What the task requires — What is the count of lines that hold the word "unit"? Give only the number.

□ □ □

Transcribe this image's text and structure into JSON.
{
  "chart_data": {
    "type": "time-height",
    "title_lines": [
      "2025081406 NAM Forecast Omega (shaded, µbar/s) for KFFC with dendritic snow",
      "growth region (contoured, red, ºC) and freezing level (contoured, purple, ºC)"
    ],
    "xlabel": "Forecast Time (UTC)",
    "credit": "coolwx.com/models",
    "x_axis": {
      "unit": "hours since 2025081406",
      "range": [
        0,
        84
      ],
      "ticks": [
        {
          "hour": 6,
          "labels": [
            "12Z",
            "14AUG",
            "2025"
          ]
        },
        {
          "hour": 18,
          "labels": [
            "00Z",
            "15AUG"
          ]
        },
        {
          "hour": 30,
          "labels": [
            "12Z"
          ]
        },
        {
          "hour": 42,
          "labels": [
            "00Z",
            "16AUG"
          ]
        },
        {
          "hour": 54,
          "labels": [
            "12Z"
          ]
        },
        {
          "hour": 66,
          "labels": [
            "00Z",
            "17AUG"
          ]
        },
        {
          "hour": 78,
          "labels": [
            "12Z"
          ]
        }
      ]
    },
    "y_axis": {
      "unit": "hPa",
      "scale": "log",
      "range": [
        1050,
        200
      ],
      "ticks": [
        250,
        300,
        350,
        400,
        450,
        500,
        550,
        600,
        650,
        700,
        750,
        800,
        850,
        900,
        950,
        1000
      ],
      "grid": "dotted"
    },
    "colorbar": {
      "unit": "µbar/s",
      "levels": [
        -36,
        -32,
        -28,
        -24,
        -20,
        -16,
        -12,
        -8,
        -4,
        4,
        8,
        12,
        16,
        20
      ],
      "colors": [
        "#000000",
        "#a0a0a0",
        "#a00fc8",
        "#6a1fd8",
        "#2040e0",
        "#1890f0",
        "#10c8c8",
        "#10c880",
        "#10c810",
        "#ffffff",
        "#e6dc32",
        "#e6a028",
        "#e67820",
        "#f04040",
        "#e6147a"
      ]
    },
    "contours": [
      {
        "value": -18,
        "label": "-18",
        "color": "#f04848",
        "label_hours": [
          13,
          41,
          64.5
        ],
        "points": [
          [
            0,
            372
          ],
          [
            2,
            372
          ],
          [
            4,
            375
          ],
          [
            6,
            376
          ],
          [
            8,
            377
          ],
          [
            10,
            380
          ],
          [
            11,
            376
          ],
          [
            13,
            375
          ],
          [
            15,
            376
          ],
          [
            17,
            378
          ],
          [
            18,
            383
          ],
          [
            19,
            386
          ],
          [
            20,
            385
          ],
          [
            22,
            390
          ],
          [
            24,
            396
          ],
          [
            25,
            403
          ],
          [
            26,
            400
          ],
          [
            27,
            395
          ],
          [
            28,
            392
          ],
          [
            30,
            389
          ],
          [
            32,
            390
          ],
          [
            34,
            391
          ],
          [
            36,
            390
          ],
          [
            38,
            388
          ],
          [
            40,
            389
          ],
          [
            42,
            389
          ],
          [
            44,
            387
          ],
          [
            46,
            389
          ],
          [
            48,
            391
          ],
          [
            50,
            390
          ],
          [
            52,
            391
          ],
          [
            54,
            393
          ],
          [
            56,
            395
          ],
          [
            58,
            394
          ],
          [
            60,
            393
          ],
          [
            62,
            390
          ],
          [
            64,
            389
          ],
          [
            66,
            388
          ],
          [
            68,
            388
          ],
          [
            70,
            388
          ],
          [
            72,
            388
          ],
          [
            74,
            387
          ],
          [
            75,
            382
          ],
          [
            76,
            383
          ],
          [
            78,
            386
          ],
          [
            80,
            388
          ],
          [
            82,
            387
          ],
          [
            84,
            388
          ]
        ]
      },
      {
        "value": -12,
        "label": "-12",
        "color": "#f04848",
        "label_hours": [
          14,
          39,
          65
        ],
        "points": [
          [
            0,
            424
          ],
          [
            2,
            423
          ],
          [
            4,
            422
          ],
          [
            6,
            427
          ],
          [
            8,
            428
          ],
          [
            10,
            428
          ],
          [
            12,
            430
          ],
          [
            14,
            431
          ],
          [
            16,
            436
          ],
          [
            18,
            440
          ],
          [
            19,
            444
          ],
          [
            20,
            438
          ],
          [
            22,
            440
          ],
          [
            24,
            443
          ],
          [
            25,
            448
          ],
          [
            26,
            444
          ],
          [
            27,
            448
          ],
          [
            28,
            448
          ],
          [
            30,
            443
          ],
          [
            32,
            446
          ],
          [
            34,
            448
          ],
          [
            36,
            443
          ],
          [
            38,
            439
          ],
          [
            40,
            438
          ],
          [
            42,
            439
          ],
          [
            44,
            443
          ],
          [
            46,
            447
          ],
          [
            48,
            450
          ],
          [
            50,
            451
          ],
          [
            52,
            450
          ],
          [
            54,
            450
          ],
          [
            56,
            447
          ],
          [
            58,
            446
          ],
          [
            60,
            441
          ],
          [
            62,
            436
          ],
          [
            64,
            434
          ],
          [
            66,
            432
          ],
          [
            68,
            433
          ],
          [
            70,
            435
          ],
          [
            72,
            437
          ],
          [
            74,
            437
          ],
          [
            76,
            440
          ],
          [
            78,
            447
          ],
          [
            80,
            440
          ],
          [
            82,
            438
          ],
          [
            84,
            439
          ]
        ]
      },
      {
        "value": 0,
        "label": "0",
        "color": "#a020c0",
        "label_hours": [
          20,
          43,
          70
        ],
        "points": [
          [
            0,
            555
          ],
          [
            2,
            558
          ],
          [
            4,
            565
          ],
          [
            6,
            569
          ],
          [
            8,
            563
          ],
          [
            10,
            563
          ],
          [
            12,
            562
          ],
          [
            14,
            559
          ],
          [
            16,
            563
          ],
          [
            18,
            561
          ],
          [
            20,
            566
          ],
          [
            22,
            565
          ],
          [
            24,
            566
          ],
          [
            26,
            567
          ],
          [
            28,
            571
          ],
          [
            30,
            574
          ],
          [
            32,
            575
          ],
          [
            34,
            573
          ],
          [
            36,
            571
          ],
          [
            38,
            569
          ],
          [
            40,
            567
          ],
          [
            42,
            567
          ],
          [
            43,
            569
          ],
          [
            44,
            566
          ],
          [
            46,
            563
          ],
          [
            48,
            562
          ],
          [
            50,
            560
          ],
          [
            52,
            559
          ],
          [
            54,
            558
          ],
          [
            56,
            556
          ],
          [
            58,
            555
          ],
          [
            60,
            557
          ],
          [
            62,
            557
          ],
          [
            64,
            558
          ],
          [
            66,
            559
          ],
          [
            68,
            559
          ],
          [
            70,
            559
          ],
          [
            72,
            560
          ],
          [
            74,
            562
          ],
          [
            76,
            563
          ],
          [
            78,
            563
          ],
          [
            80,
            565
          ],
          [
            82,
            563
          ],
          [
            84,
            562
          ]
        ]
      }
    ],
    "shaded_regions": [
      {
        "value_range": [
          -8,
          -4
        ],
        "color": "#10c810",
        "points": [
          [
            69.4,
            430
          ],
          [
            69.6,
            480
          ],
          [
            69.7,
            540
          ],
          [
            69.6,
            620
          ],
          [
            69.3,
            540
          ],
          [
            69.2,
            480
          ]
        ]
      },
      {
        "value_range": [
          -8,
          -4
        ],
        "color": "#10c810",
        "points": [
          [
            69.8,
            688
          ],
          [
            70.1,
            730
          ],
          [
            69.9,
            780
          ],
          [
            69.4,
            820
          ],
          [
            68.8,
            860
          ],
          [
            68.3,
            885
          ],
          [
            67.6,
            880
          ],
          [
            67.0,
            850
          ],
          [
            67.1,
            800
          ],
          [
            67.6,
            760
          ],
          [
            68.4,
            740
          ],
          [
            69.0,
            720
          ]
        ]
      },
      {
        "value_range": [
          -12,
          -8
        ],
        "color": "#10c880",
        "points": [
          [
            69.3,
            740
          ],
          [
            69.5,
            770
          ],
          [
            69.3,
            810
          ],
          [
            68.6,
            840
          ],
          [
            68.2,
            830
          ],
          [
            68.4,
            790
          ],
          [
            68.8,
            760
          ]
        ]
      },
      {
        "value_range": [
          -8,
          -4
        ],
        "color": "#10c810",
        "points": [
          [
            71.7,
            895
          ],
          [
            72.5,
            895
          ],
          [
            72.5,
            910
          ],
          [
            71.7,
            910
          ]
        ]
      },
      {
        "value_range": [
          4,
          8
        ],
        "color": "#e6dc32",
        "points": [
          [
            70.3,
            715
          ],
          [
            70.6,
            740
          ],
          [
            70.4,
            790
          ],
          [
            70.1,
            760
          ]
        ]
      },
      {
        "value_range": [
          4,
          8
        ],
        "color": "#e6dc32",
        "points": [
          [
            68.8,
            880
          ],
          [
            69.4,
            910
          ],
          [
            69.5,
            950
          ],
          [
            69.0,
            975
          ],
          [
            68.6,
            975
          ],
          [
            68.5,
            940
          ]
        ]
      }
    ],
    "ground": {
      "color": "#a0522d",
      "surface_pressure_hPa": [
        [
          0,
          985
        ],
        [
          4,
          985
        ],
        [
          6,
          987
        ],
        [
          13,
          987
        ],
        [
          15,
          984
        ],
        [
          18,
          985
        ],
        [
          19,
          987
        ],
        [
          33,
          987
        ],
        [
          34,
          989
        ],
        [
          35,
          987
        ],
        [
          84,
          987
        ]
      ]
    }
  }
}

□ □ □

Result of the exercise — 3